- **PROVIDED DATA**

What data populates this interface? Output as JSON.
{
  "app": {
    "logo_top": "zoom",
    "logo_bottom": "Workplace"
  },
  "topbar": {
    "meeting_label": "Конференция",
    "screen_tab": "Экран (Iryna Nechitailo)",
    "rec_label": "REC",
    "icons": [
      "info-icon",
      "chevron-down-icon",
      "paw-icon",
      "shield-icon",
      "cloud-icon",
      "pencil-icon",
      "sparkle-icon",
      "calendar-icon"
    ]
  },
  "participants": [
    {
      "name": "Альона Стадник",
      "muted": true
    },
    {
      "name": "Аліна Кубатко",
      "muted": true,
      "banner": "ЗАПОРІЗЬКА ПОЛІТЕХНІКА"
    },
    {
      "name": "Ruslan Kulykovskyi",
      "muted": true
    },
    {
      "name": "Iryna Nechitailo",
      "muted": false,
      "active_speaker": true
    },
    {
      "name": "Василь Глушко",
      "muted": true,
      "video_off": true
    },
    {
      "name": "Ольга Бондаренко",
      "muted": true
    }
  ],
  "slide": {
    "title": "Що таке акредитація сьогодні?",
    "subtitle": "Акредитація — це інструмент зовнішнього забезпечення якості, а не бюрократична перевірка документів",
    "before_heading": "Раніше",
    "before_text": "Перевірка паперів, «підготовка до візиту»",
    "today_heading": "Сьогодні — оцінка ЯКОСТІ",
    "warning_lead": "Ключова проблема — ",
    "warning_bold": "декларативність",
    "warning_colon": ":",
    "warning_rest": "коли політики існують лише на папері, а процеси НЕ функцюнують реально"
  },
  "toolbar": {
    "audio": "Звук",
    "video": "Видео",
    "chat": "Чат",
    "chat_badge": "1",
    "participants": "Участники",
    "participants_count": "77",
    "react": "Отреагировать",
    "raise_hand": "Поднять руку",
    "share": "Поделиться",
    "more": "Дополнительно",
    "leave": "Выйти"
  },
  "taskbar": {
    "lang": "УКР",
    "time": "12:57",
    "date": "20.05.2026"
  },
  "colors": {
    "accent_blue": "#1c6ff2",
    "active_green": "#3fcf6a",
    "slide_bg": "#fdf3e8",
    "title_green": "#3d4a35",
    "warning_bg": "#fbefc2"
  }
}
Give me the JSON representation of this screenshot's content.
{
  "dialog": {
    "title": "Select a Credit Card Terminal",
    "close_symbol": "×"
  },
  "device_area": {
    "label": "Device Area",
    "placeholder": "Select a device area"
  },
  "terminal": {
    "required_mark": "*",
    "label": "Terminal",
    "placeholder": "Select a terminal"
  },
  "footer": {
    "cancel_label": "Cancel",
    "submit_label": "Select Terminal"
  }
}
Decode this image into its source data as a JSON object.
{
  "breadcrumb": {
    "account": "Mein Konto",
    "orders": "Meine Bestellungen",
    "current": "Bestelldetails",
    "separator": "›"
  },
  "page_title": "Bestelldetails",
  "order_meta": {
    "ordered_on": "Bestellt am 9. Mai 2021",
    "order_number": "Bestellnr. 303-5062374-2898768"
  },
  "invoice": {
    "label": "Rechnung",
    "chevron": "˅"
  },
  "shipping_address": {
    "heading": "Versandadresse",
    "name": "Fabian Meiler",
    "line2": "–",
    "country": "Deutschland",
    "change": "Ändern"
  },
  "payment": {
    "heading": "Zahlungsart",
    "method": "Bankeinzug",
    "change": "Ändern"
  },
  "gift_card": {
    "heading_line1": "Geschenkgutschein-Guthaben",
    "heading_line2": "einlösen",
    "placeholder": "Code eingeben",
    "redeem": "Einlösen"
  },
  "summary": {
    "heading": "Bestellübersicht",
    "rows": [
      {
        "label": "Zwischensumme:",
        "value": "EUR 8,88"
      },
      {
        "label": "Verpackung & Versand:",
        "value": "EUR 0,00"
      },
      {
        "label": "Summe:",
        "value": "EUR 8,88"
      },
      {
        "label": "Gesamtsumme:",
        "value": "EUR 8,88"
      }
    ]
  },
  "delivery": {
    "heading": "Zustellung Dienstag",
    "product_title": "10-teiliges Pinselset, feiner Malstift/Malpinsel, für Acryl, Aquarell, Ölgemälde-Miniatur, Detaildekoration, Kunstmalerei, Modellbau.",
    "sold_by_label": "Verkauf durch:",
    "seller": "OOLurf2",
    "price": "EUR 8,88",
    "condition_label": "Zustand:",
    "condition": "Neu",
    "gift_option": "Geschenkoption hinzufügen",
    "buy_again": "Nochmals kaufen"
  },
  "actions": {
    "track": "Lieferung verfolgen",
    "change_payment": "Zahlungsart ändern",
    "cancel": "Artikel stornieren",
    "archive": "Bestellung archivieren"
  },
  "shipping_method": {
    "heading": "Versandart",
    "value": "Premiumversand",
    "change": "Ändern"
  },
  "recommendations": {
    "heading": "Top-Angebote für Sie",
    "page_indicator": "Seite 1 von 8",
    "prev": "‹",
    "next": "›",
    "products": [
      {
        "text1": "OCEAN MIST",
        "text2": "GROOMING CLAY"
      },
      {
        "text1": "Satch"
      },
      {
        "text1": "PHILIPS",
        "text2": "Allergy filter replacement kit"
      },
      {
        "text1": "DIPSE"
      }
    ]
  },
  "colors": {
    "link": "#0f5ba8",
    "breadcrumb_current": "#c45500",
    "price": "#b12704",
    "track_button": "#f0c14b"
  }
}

- **GOAL OF THE EXERCISE**
Give the count of lines containing "name", with no added text.

- **REPLY TO THE TASK**
7